INFORMATION SHOWN:
-=-=-=-=-

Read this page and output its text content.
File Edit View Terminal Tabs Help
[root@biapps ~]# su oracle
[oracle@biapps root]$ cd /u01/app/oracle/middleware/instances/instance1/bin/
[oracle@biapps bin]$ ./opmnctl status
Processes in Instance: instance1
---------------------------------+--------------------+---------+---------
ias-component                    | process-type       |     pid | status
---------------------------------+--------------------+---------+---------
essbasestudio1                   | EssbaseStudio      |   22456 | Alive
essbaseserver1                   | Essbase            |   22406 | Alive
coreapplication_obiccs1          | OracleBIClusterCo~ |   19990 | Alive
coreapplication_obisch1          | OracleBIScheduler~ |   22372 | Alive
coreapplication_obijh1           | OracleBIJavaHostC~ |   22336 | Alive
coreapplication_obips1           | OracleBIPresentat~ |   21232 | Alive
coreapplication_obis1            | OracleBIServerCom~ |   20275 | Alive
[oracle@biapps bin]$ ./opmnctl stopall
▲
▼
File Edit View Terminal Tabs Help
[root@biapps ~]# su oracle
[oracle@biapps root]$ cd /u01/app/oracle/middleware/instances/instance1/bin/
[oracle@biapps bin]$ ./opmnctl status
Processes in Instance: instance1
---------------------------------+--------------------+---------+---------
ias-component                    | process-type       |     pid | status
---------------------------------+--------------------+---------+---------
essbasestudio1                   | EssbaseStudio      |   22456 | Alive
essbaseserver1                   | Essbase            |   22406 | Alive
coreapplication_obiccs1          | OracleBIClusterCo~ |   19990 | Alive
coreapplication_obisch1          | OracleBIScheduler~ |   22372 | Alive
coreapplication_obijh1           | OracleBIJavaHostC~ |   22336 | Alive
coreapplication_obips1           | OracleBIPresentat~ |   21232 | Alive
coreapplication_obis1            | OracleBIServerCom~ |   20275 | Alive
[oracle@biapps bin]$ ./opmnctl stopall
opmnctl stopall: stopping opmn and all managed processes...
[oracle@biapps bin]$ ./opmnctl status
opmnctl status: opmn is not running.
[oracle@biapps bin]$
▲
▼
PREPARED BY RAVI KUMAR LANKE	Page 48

-=-=-=-=-

WHAT THE EXERCISE ASKS: Make an exact copy of the data above.

FINISHED TASK:
Read this page and output its text content.
File Edit View Terminal Tabs Help
[root@biapps ~]# su oracle
[oracle@biapps root]$ cd /u01/app/oracle/middleware/instances/instance1/bin/
[oracle@biapps bin]$ ./opmnctl status
Processes in Instance: instance1
---------------------------------+--------------------+---------+---------
ias-component                    | process-type       |     pid | status
---------------------------------+--------------------+---------+---------
essbasestudio1                   | EssbaseStudio      |   22456 | Alive
essbaseserver1                   | Essbase            |   22406 | Alive
coreapplication_obiccs1          | OracleBIClusterCo~ |   19990 | Alive
coreapplication_obisch1          | OracleBIScheduler~ |   22372 | Alive
coreapplication_obijh1           | OracleBIJavaHostC~ |   22336 | Alive
coreapplication_obips1           | OracleBIPresentat~ |   21232 | Alive
coreapplication_obis1            | OracleBIServerCom~ |   20275 | Alive
[oracle@biapps bin]$ ./opmnctl stopall
▲
▼
File Edit View Terminal Tabs Help
[root@biapps ~]# su oracle
[oracle@biapps root]$ cd /u01/app/oracle/middleware/instances/instance1/bin/
[oracle@biapps bin]$ ./opmnctl status
Processes in Instance: instance1
---------------------------------+--------------------+---------+---------
ias-component                    | process-type       |     pid | status
---------------------------------+--------------------+---------+---------
essbasestudio1                   | EssbaseStudio      |   22456 | Alive
essbaseserver1                   | Essbase            |   22406 | Alive
coreapplication_obiccs1          | OracleBIClusterCo~ |   19990 | Alive
coreapplication_obisch1          | OracleBIScheduler~ |   22372 | Alive
coreapplication_obijh1           | OracleBIJavaHostC~ |   22336 | Alive
coreapplication_obips1           | OracleBIPresentat~ |   21232 | Alive
coreapplication_obis1            | OracleBIServerCom~ |   20275 | Alive
[oracle@biapps bin]$ ./opmnctl stopall
opmnctl stopall: stopping opmn and all managed processes...
[oracle@biapps bin]$ ./opmnctl status
opmnctl status: opmn is not running.
[oracle@biapps bin]$
▲
▼
PREPARED BY RAVI KUMAR LANKE	Page 48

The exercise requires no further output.